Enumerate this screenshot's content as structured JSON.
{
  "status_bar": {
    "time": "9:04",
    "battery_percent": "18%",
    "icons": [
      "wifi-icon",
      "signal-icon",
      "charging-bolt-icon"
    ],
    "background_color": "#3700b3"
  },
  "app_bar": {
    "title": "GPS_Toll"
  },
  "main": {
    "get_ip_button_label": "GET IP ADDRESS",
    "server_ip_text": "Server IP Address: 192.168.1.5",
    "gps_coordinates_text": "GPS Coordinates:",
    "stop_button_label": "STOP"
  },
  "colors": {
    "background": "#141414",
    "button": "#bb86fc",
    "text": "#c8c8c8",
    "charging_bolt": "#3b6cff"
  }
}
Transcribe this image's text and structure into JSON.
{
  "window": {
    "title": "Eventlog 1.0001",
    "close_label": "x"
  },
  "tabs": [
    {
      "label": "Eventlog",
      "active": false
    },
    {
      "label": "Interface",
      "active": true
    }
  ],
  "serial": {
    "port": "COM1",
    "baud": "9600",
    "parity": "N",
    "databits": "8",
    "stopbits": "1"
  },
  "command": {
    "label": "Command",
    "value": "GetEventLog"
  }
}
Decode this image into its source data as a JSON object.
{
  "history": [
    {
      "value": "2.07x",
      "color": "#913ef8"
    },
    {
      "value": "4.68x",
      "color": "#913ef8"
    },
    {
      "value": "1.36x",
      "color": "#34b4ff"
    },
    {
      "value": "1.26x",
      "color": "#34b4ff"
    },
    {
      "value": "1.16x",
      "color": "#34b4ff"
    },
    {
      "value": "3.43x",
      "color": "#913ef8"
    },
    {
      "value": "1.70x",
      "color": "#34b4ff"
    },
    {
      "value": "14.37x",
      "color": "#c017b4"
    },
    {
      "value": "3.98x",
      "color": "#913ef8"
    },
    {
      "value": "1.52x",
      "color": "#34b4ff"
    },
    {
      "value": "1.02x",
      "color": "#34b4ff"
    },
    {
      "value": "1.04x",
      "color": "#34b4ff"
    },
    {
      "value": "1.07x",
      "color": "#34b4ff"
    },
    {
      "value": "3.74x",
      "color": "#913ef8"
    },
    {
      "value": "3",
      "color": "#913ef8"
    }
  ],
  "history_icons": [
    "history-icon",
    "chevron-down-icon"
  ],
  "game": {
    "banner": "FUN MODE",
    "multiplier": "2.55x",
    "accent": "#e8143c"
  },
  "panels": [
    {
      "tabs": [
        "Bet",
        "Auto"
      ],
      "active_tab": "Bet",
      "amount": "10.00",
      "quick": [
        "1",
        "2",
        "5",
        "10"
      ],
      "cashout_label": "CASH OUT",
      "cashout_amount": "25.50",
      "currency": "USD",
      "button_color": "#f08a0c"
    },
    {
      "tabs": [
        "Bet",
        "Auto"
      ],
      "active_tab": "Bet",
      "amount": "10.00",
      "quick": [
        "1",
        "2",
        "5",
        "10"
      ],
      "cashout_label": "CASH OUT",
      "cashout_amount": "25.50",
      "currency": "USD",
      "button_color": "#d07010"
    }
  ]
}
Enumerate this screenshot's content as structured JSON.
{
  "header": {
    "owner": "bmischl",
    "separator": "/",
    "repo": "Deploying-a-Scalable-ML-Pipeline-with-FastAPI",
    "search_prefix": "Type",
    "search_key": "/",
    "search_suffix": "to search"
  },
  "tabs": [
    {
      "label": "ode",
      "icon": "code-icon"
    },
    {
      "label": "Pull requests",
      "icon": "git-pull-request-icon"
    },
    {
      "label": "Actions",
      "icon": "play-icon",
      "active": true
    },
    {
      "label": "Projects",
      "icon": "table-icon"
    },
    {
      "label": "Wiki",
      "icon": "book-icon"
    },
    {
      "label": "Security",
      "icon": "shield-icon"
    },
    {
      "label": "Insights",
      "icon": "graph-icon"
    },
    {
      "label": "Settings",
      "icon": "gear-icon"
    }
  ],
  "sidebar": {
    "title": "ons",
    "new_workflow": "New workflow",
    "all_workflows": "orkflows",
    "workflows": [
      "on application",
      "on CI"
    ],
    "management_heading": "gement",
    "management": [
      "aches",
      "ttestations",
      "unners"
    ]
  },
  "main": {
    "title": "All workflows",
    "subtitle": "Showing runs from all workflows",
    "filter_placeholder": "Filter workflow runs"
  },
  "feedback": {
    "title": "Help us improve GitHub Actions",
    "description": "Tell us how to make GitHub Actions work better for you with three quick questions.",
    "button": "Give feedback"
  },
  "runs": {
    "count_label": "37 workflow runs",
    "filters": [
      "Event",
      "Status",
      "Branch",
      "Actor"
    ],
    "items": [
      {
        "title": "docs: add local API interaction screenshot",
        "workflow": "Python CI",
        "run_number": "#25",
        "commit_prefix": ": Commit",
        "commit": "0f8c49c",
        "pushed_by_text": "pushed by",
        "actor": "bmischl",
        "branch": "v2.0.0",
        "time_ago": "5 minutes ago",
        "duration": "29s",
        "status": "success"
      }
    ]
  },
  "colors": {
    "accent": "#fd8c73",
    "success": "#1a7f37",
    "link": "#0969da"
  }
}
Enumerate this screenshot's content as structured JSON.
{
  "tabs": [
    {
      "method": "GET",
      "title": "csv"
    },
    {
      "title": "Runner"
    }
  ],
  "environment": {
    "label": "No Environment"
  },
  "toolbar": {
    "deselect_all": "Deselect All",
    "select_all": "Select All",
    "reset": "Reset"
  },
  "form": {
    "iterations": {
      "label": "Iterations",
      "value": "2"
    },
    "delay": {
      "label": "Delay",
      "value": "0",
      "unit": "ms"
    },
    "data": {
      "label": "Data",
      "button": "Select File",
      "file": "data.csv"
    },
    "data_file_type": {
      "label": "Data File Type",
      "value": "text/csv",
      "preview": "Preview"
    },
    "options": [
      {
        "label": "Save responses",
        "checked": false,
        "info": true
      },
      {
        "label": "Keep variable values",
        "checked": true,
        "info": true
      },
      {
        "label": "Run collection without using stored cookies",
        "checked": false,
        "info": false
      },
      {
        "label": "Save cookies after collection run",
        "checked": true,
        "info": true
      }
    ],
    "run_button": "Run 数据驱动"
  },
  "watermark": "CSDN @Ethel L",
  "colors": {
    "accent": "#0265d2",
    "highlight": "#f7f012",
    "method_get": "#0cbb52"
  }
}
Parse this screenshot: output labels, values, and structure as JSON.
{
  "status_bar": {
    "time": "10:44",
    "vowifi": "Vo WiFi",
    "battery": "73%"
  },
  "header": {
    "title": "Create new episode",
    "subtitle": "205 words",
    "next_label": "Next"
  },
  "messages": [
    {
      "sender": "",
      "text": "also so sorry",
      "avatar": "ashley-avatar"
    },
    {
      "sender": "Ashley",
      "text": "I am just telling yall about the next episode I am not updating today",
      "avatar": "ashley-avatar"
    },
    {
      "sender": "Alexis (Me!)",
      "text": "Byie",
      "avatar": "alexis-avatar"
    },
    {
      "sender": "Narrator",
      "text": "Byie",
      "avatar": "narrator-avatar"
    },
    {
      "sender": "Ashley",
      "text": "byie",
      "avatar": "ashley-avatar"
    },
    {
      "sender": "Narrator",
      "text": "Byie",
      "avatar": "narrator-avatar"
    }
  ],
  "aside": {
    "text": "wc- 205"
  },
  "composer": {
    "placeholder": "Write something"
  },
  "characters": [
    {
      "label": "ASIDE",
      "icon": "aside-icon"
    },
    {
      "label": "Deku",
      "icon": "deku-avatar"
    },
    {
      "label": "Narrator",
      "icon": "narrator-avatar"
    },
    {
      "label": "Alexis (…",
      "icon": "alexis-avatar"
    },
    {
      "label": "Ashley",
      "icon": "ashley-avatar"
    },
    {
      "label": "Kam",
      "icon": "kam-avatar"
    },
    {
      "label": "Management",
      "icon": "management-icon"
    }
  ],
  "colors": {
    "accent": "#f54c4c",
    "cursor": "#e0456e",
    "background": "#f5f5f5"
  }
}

---

Pull out every line in the data above that has the word "image".

### Task solution
Transcribe this image's text and structure into JSON.
Decode this image into its source data as a JSON object.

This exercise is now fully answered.